<<<<
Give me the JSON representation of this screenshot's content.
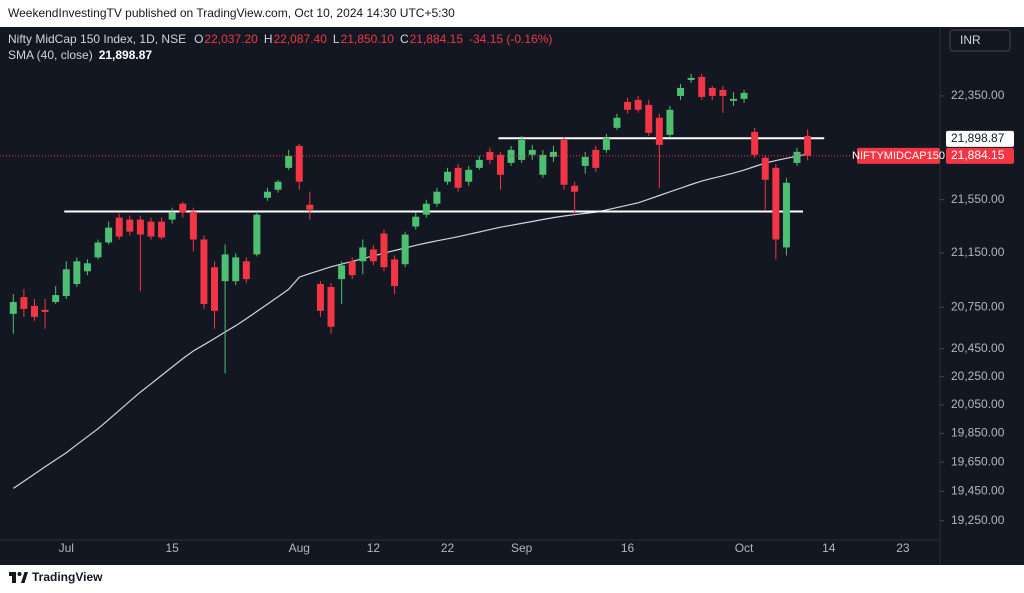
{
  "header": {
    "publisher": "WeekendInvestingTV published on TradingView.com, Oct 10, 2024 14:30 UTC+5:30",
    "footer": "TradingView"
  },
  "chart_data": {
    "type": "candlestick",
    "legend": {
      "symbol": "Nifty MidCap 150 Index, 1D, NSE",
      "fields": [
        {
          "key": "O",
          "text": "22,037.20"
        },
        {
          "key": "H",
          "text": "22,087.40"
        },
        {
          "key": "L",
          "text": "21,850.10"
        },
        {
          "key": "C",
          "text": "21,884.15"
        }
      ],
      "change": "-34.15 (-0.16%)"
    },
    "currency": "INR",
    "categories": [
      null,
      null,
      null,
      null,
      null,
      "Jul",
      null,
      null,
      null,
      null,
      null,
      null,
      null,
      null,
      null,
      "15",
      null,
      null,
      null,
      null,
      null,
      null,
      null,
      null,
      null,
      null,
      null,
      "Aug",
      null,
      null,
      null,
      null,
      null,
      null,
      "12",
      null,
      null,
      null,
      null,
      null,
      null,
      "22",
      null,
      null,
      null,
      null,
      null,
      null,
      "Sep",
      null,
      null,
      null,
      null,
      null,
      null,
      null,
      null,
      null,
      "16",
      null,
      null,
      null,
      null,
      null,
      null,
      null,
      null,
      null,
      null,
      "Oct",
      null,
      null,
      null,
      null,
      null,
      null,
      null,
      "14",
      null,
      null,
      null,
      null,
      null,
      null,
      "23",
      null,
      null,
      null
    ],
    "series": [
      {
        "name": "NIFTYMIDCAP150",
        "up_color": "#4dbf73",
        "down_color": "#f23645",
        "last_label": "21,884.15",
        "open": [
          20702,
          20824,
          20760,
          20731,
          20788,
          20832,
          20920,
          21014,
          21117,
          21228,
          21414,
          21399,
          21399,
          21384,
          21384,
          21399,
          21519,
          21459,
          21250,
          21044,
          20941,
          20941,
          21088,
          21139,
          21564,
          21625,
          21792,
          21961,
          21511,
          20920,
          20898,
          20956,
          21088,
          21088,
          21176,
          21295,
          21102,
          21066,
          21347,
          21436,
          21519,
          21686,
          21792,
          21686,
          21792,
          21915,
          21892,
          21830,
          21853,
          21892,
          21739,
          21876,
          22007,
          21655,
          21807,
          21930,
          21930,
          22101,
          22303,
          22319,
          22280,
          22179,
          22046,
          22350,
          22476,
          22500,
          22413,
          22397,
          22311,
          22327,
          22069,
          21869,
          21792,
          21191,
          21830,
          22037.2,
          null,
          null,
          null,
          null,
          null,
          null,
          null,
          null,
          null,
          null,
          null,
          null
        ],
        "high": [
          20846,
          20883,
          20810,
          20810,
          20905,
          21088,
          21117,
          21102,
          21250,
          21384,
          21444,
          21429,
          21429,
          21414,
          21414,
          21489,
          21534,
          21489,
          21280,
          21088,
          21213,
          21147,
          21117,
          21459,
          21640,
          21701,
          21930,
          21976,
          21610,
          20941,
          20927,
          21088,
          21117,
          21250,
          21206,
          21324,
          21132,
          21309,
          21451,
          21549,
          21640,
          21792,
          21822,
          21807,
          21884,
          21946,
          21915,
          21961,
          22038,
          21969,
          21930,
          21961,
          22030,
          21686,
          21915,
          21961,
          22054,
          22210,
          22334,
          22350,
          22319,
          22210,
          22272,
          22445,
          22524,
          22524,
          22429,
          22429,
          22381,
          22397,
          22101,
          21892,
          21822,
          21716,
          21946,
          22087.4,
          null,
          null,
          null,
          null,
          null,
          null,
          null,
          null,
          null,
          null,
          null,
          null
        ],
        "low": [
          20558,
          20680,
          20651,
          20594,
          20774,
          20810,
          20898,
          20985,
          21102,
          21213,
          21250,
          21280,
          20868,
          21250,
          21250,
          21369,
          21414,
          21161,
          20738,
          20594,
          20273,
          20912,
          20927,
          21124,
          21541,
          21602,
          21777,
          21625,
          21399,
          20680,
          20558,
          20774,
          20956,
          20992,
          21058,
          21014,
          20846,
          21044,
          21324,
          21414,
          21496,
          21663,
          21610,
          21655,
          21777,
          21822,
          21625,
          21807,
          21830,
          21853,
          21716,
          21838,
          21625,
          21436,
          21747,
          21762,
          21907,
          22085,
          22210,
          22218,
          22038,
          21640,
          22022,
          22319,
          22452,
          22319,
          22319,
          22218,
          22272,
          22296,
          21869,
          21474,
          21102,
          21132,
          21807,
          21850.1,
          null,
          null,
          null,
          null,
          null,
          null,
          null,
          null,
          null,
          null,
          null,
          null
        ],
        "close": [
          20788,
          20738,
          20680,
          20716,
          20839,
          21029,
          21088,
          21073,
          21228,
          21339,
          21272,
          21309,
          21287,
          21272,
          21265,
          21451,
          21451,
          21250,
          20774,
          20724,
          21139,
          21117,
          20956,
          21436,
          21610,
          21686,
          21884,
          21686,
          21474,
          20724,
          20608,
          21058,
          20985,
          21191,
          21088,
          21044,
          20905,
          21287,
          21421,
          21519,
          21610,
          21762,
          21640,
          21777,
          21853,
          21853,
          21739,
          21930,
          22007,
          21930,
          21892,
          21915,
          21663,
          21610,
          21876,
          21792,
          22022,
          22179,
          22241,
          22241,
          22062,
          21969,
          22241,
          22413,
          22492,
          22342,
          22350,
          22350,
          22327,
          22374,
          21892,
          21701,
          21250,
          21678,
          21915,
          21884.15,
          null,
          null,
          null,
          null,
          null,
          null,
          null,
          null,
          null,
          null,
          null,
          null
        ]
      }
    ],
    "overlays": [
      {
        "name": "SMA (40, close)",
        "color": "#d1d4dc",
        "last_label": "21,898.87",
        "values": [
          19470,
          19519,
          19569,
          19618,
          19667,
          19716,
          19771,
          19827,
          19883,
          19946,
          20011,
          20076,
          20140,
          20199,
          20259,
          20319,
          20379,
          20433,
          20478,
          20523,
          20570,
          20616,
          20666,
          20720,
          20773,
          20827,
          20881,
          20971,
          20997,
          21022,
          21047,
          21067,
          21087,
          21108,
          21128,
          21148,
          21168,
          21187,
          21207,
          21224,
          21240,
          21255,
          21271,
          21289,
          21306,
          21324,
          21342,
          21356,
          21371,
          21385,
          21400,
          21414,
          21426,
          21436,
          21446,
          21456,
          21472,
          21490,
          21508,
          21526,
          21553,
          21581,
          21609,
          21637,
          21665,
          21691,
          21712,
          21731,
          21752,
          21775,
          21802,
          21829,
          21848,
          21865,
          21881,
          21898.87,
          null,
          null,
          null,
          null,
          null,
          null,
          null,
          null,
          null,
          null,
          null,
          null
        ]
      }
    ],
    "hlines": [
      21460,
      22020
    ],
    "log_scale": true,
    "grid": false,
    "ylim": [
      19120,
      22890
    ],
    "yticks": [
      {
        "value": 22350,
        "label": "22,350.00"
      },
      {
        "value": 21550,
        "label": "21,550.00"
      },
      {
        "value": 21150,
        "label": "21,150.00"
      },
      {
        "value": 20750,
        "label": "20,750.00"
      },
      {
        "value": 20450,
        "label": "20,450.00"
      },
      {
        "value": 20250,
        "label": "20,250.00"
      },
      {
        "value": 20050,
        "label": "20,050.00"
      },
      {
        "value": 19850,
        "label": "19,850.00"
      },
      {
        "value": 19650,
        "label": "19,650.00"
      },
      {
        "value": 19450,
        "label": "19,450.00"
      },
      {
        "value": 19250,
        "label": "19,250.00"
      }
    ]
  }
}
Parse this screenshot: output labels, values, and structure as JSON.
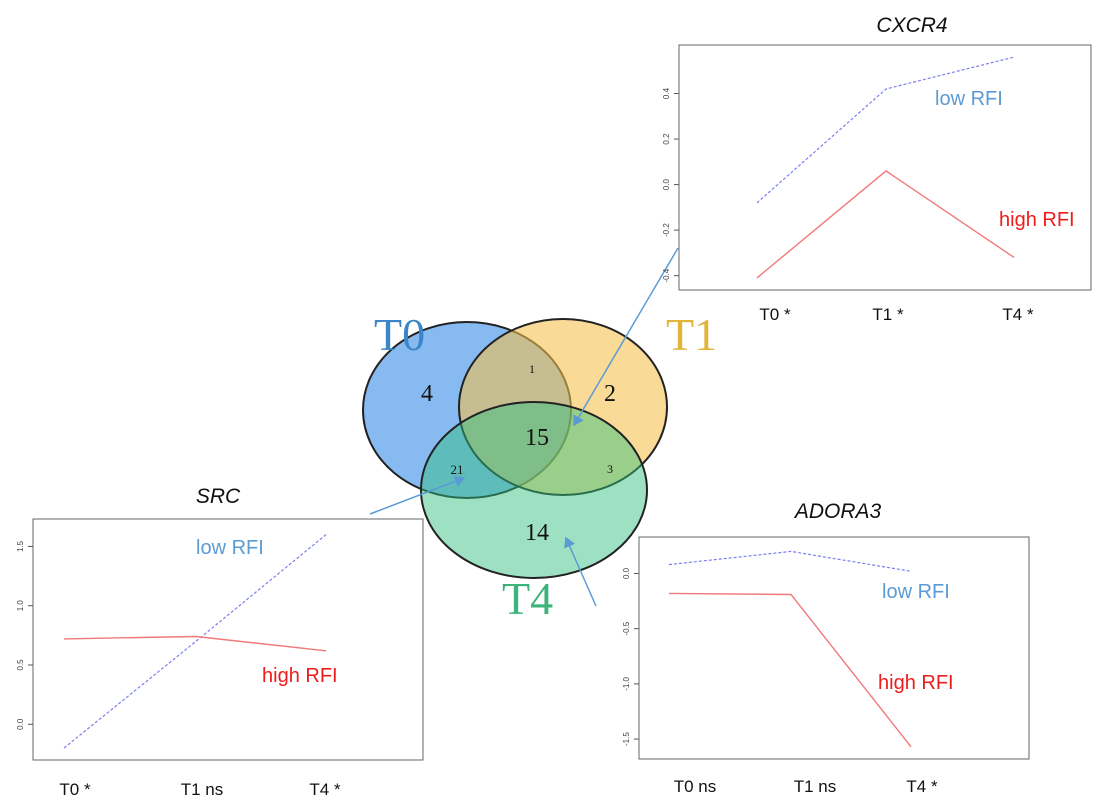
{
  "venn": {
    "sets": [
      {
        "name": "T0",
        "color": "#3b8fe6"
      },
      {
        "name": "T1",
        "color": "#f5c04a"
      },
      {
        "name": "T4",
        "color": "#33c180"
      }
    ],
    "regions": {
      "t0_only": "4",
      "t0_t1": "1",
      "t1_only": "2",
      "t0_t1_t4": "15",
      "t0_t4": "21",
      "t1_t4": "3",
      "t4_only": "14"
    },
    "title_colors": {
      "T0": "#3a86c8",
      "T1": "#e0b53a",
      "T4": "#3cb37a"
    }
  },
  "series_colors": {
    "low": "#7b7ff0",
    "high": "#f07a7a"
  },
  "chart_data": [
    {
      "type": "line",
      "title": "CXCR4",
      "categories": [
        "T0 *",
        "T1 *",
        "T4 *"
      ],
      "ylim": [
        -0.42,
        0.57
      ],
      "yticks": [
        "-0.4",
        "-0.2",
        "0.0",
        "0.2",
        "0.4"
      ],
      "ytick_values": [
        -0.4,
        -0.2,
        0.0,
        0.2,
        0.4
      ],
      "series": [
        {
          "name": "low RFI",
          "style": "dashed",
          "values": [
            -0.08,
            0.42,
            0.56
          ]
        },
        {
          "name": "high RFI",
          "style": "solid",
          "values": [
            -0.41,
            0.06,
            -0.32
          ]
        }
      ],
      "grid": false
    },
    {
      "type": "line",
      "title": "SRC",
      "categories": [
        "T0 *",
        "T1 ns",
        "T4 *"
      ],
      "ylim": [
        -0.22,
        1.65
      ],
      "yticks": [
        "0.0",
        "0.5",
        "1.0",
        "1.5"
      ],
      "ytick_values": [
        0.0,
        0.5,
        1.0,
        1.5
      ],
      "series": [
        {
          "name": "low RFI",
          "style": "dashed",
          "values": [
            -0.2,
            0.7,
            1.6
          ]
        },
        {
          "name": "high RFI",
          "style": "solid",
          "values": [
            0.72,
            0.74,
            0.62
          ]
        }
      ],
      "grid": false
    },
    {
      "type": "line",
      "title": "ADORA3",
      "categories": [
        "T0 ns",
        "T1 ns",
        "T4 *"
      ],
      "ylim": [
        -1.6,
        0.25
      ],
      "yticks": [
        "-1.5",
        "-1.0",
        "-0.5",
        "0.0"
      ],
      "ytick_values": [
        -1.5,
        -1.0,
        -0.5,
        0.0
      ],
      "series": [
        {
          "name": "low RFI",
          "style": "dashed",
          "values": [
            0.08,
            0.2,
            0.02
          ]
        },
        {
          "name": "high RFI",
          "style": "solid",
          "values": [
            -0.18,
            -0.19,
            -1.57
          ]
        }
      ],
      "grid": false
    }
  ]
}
>>>>
> [What to produce] Search the records for the word "TradingView" and copy every line where it occurs.

> [Full answer]
    "publisher": "WeekendInvestingTV published on TradingView.com, Oct 10, 2024 14:30 UTC+5:30",
    "footer": "TradingView"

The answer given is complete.